Your goal
Give back the entire listing verbatim.
>> begin Record excerpts
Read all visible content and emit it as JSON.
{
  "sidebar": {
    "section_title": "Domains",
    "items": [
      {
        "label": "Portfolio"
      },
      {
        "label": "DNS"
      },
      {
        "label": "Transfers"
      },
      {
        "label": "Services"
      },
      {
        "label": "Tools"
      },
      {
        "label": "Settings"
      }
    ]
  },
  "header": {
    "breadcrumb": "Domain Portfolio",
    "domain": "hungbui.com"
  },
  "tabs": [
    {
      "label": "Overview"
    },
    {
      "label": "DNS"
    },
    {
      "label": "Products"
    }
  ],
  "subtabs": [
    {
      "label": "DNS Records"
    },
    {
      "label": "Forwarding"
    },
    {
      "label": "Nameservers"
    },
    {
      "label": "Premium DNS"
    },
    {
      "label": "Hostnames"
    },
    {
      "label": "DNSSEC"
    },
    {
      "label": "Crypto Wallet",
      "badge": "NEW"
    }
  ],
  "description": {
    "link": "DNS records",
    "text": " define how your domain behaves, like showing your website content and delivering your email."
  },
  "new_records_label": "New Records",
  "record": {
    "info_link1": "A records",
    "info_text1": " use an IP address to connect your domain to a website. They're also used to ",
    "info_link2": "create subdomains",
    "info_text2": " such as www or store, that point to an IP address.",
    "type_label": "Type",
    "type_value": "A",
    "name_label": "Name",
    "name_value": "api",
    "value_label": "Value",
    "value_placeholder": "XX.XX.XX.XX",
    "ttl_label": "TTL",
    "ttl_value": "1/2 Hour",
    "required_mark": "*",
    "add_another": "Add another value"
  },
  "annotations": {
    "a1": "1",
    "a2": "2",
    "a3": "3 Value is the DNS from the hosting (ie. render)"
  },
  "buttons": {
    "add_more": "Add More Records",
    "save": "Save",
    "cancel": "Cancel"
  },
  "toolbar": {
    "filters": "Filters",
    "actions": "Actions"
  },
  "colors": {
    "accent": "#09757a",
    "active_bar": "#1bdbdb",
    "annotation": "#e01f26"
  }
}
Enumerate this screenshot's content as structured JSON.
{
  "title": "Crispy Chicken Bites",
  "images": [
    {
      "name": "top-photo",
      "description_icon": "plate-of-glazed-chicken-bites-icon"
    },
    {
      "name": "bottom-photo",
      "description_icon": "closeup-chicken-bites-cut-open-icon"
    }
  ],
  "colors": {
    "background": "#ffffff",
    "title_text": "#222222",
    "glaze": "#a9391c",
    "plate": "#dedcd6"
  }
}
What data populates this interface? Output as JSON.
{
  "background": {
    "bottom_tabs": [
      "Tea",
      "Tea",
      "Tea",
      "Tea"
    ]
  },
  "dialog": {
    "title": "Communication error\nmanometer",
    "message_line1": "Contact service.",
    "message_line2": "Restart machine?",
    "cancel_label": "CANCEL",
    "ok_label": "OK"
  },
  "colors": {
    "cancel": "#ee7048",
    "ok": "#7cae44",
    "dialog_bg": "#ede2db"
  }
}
>> end Record excerpts
Solution
Read all visible content and emit it as JSON.
{
  "sidebar": {
    "section_title": "Domains",
    "items": [
      {
        "label": "Portfolio"
      },
      {
        "label": "DNS"
      },
      {
        "label": "Transfers"
      },
      {
        "label": "Services"
      },
      {
        "label": "Tools"
      },
      {
        "label": "Settings"
      }
    ]
  },
  "header": {
    "breadcrumb": "Domain Portfolio",
    "domain": "hungbui.com"
  },
  "tabs": [
    {
      "label": "Overview"
    },
    {
      "label": "DNS"
    },
    {
      "label": "Products"
    }
  ],
  "subtabs": [
    {
      "label": "DNS Records"
    },
    {
      "label": "Forwarding"
    },
    {
      "label": "Nameservers"
    },
    {
      "label": "Premium DNS"
    },
    {
      "label": "Hostnames"
    },
    {
      "label": "DNSSEC"
    },
    {
      "label": "Crypto Wallet",
      "badge": "NEW"
    }
  ],
  "description": {
    "link": "DNS records",
    "text": " define how your domain behaves, like showing your website content and delivering your email."
  },
  "new_records_label": "New Records",
  "record": {
    "info_link1": "A records",
    "info_text1": " use an IP address to connect your domain to a website. They're also used to ",
    "info_link2": "create subdomains",
    "info_text2": " such as www or store, that point to an IP address.",
    "type_label": "Type",
    "type_value": "A",
    "name_label": "Name",
    "name_value": "api",
    "value_label": "Value",
    "value_placeholder": "XX.XX.XX.XX",
    "ttl_label": "TTL",
    "ttl_value": "1/2 Hour",
    "required_mark": "*",
    "add_another": "Add another value"
  },
  "annotations": {
    "a1": "1",
    "a2": "2",
    "a3": "3 Value is the DNS from the hosting (ie. render)"
  },
  "buttons": {
    "add_more": "Add More Records",
    "save": "Save",
    "cancel": "Cancel"
  },
  "toolbar": {
    "filters": "Filters",
    "actions": "Actions"
  },
  "colors": {
    "accent": "#09757a",
    "active_bar": "#1bdbdb",
    "annotation": "#e01f26"
  }
}
Enumerate this screenshot's content as structured JSON.
{
  "title": "Crispy Chicken Bites",
  "images": [
    {
      "name": "top-photo",
      "description_icon": "plate-of-glazed-chicken-bites-icon"
    },
    {
      "name": "bottom-photo",
      "description_icon": "closeup-chicken-bites-cut-open-icon"
    }
  ],
  "colors": {
    "background": "#ffffff",
    "title_text": "#222222",
    "glaze": "#a9391c",
    "plate": "#dedcd6"
  }
}
What data populates this interface? Output as JSON.
{
  "background": {
    "bottom_tabs": [
      "Tea",
      "Tea",
      "Tea",
      "Tea"
    ]
  },
  "dialog": {
    "title": "Communication error\nmanometer",
    "message_line1": "Contact service.",
    "message_line2": "Restart machine?",
    "cancel_label": "CANCEL",
    "ok_label": "OK"
  },
  "colors": {
    "cancel": "#ee7048",
    "ok": "#7cae44",
    "dialog_bg": "#ede2db"
  }
}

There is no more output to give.